(Rows from a figure dataset)
◆ ◆ ◆ ◆ ◆ ◆ ◆

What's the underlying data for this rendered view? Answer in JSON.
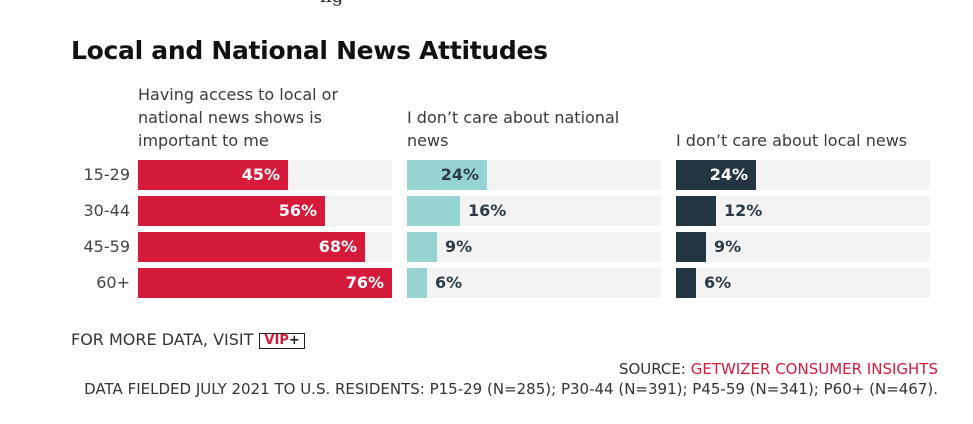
{
  "header": {
    "cut_text": "ng"
  },
  "chart_data": {
    "type": "bar",
    "title": "Local and National News Attitudes",
    "categories": [
      "15-29",
      "30-44",
      "45-59",
      "60+"
    ],
    "series": [
      {
        "name": "Having access to local or national news shows is important to me",
        "values": [
          45,
          56,
          68,
          76
        ],
        "labels": [
          "45%",
          "56%",
          "68%",
          "76%"
        ],
        "color": "#d51a3c",
        "label_color": "#ffffff",
        "label_inside": true
      },
      {
        "name": "I don’t care about national news",
        "values": [
          24,
          16,
          9,
          6
        ],
        "labels": [
          "24%",
          "16%",
          "9%",
          "6%"
        ],
        "color": "#96d4d2",
        "label_color": "#2c3b47",
        "label_inside_min": 20
      },
      {
        "name": "I don’t care about local news",
        "values": [
          24,
          12,
          9,
          6
        ],
        "labels": [
          "24%",
          "12%",
          "9%",
          "6%"
        ],
        "color": "#233540",
        "label_color_inside": "#ffffff",
        "label_color_outside": "#2c3b47",
        "label_inside_min": 20
      }
    ],
    "xlim": [
      0,
      76
    ],
    "grid": false
  },
  "footer": {
    "more_prefix": "FOR MORE DATA, VISIT",
    "badge_vip": "VIP",
    "badge_plus": "+",
    "source_prefix": "SOURCE:",
    "source_brand": "GETWIZER CONSUMER INSIGHTS",
    "fielded": "DATA FIELDED JULY 2021 TO U.S. RESIDENTS: P15-29 (N=285); P30-44 (N=391); P45-59 (N=341); P60+ (N=467)."
  }
}
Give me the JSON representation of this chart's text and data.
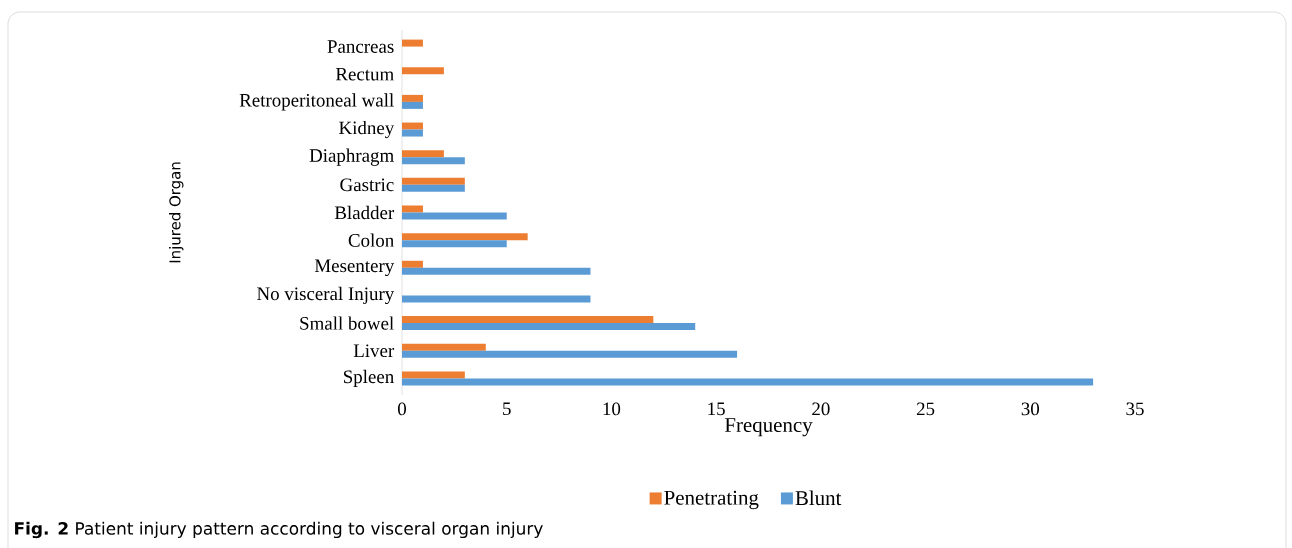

◆ ◆ ◆ ◆ ◆ ◆ ◆

# [Task instructions]
Write the records out once more, exactly as they appear, with no pictures.

# [Solved problem]
What's the underlying data for this rendered view? Answer in JSON.
{
  "header": {
    "cut_text": "ng"
  },
  "chart_data": {
    "type": "bar",
    "title": "Local and National News Attitudes",
    "categories": [
      "15-29",
      "30-44",
      "45-59",
      "60+"
    ],
    "series": [
      {
        "name": "Having access to local or national news shows is important to me",
        "values": [
          45,
          56,
          68,
          76
        ],
        "labels": [
          "45%",
          "56%",
          "68%",
          "76%"
        ],
        "color": "#d51a3c",
        "label_color": "#ffffff",
        "label_inside": true
      },
      {
        "name": "I don’t care about national news",
        "values": [
          24,
          16,
          9,
          6
        ],
        "labels": [
          "24%",
          "16%",
          "9%",
          "6%"
        ],
        "color": "#96d4d2",
        "label_color": "#2c3b47",
        "label_inside_min": 20
      },
      {
        "name": "I don’t care about local news",
        "values": [
          24,
          12,
          9,
          6
        ],
        "labels": [
          "24%",
          "12%",
          "9%",
          "6%"
        ],
        "color": "#233540",
        "label_color_inside": "#ffffff",
        "label_color_outside": "#2c3b47",
        "label_inside_min": 20
      }
    ],
    "xlim": [
      0,
      76
    ],
    "grid": false
  },
  "footer": {
    "more_prefix": "FOR MORE DATA, VISIT",
    "badge_vip": "VIP",
    "badge_plus": "+",
    "source_prefix": "SOURCE:",
    "source_brand": "GETWIZER CONSUMER INSIGHTS",
    "fielded": "DATA FIELDED JULY 2021 TO U.S. RESIDENTS: P15-29 (N=285); P30-44 (N=391); P45-59 (N=341); P60+ (N=467)."
  }
}
Give me the JSON representation of this chart's text and data.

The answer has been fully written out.